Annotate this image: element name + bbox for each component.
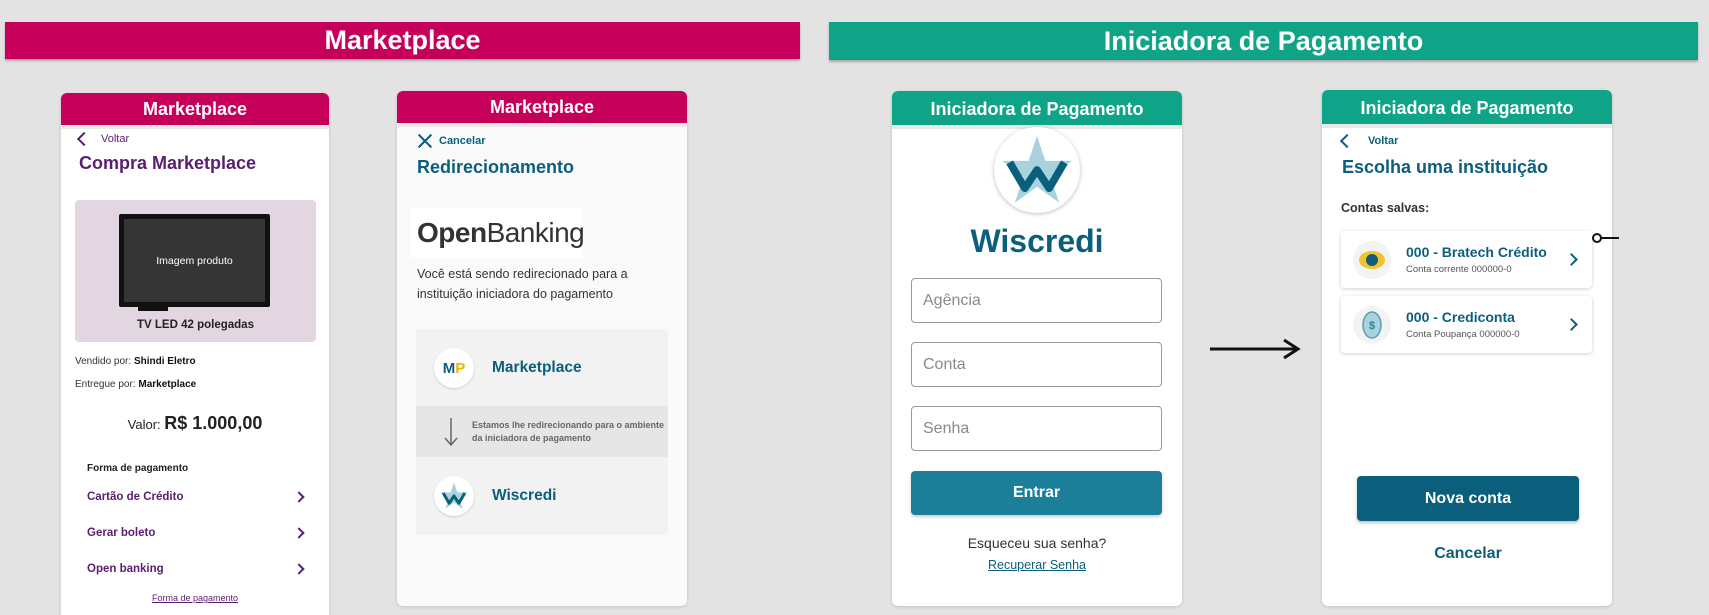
- price: Valor: R$ 1.000,00: [61, 413, 329, 434]
- close-icon: [417, 133, 433, 149]
- chevron-right-icon: [1565, 318, 1578, 331]
- login-button[interactable]: Entrar: [911, 471, 1162, 515]
- payment-link[interactable]: Forma de pagamento: [61, 593, 329, 603]
- account-name: 000 - Bratech Crédito: [1406, 244, 1547, 260]
- initiator-section-banner: Iniciadora de Pagamento: [829, 22, 1698, 60]
- arrow-right-icon: [1210, 338, 1301, 360]
- marketplace-logo: MP: [434, 348, 474, 388]
- product-image-label: Imagem produto: [124, 219, 265, 302]
- account-name: 000 - Crediconta: [1406, 309, 1515, 325]
- flow-to-label: Wiscredi: [492, 487, 557, 504]
- cancel-label: Cancelar: [439, 135, 486, 147]
- cancel-button[interactable]: Cancelar: [417, 133, 687, 149]
- flow-note: Estamos lhe redirecionando para o ambien…: [472, 419, 665, 443]
- purchase-screen-header: Marketplace: [61, 93, 329, 125]
- chevron-right-icon: [293, 491, 305, 503]
- payment-section-title: Forma de pagamento: [87, 463, 189, 474]
- account-field[interactable]: Conta: [911, 342, 1162, 387]
- tv-icon: Imagem produto: [119, 214, 270, 307]
- payment-option-label: Cartão de Crédito: [87, 491, 184, 503]
- choose-institution-header: Iniciadora de Pagamento: [1322, 90, 1612, 124]
- saved-accounts-label: Contas salvas:: [1341, 201, 1430, 215]
- choose-institution-screen: Iniciadora de Pagamento Voltar Escolha u…: [1322, 90, 1612, 606]
- back-label: Voltar: [1368, 135, 1399, 147]
- header-divider: [397, 123, 687, 127]
- new-account-button[interactable]: Nova conta: [1357, 476, 1579, 521]
- chevron-left-icon: [1339, 133, 1355, 149]
- agency-field[interactable]: Agência: [911, 278, 1162, 323]
- redirect-message: Você está sendo redirecionado para a ins…: [417, 267, 628, 301]
- purchase-screen: Marketplace Voltar Compra Marketplace Im…: [61, 93, 329, 615]
- open-banking-logo: Open Banking: [411, 208, 585, 258]
- marketplace-section-banner: Marketplace: [5, 22, 800, 59]
- sold-by: Vendido por: Shindi Eletro: [75, 356, 196, 367]
- cancel-button[interactable]: Cancelar: [1357, 531, 1579, 576]
- tv-stand: [138, 307, 168, 311]
- back-label: Voltar: [101, 133, 130, 145]
- brand-name: Wiscredi: [970, 223, 1104, 259]
- page-title: Escolha uma instituição: [1342, 157, 1549, 177]
- account-detail: Conta Poupança 000000-0: [1406, 329, 1520, 340]
- arrow-down-icon: [444, 417, 458, 447]
- eye-icon: [1353, 240, 1391, 279]
- delivered-by: Entregue por: Marketplace: [75, 379, 196, 390]
- coin-icon: $: [1353, 305, 1391, 344]
- recover-password-link[interactable]: Recuperar Senha: [892, 558, 1182, 572]
- back-button[interactable]: Voltar: [76, 131, 329, 147]
- flow-note-row: Estamos lhe redirecionando para o ambien…: [416, 406, 668, 457]
- login-screen-header: Iniciadora de Pagamento: [892, 91, 1182, 125]
- redirect-flow: MP Marketplace Estamos lhe redirecionand…: [416, 329, 668, 535]
- flow-from: MP Marketplace: [416, 335, 668, 401]
- forgot-password-text: Esqueceu sua senha?: [967, 535, 1107, 551]
- payment-option-boleto[interactable]: Gerar boleto: [87, 527, 307, 539]
- redirect-screen: Marketplace Cancelar Redirecionamento Op…: [397, 91, 687, 606]
- page-title: Compra Marketplace: [79, 153, 257, 173]
- flow-to: Wiscredi: [416, 463, 668, 529]
- account-detail: Conta corrente 000000-0: [1406, 264, 1512, 275]
- product-card[interactable]: Imagem produto TV LED 42 polegadas: [75, 200, 316, 342]
- header-divider: [1322, 124, 1612, 128]
- chevron-right-icon: [293, 527, 305, 539]
- chevron-right-icon: [1565, 253, 1578, 266]
- login-screen: Iniciadora de Pagamento Wiscredi Agência…: [892, 91, 1182, 606]
- product-name: TV LED 42 polegadas: [137, 319, 254, 331]
- price-value: R$ 1.000,00: [164, 413, 263, 433]
- back-button[interactable]: Voltar: [1339, 133, 1612, 149]
- logo-initial-p: P: [455, 359, 466, 377]
- sold-by-label: Vendido por:: [75, 356, 132, 367]
- redirect-screen-header: Marketplace: [397, 91, 687, 123]
- price-label: Valor:: [127, 417, 161, 432]
- payment-option-credit-card[interactable]: Cartão de Crédito: [87, 491, 307, 503]
- connector-icon: [1592, 233, 1619, 243]
- chevron-left-icon: [76, 131, 92, 147]
- chevron-right-icon: [293, 563, 305, 575]
- page-title: Redirecionamento: [417, 157, 575, 177]
- saved-account-bratech[interactable]: 000 - Bratech Crédito Conta corrente 000…: [1341, 231, 1592, 288]
- logo-initial-m: M: [442, 359, 456, 377]
- logo-banking: Banking: [486, 217, 585, 248]
- header-divider: [61, 125, 329, 129]
- password-field[interactable]: Senha: [911, 406, 1162, 451]
- delivered-by-label: Entregue por:: [75, 379, 136, 390]
- payment-option-label: Gerar boleto: [87, 527, 156, 539]
- payment-option-open-banking[interactable]: Open banking: [87, 563, 307, 575]
- delivered-by-value: Marketplace: [138, 379, 197, 390]
- flow-from-label: Marketplace: [492, 359, 582, 376]
- logo-open: Open: [417, 217, 487, 248]
- wiscredi-logo-icon: [434, 476, 474, 516]
- saved-account-crediconta[interactable]: $ 000 - Crediconta Conta Poupança 000000…: [1341, 296, 1592, 353]
- svg-text:$: $: [1369, 320, 1375, 332]
- wiscredi-logo-icon: [994, 127, 1080, 213]
- sold-by-value: Shindi Eletro: [133, 356, 196, 367]
- payment-option-label: Open banking: [87, 563, 164, 575]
::::::::
--- Problem statement ---
Can you lay out the data from the line containing "- price: Valor: R$" through the line containing "- account-field[interactable]: Conta: [911, 342, 1162, 387]" as a Markdown table, with a "Row" column holding the row number and an "Entry" column holding each line, leaving out any blank lines?

--- Solution ---
| Row | Entry |
|---|---|
| 1 | - price: Valor: R$ 1.000,00: [61, 413, 329, 434] |
| 2 | - close-icon: [417, 133, 433, 149] |
| 3 | - chevron-right-icon: [1565, 318, 1578, 331] |
| 4 | - login-button[interactable]: Entrar: [911, 471, 1162, 515] |
| 5 | - payment-link[interactable]: Forma de pagamento: [61, 593, 329, 603] |
| 6 | - account-name: 000 - Bratech Crédito: [1406, 244, 1547, 260] |
| 7 | - initiator-section-banner: Iniciadora de Pagamento: [829, 22, 1698, 60] |
| 8 | - arrow-right-icon: [1210, 338, 1301, 360] |
| 9 | - marketplace-logo: MP: [434, 348, 474, 388] |
| 10 | - product-image-label: Imagem produto: [124, 219, 265, 302] |
| 11 | - account-name: 000 - Crediconta: [1406, 309, 1515, 325] |
| 12 | - flow-to-label: Wiscredi: [492, 487, 557, 504] |
| 13 | - cancel-label: Cancelar: [439, 135, 486, 147] |
| 14 | - cancel-button[interactable]: Cancelar: [417, 133, 687, 149] |
| 15 | - flow-note: Estamos lhe redirecionando para o ambien…: [472, 419, 665, 443] |
| 16 | - purchase-screen-header: Marketplace: [61, 93, 329, 125] |
| 17 | - chevron-right-icon: [293, 491, 305, 503] |
| 18 | - payment-section-title: Forma de pagamento: [87, 463, 189, 474] |
| 19 | - account-field[interactable]: Conta: [911, 342, 1162, 387] |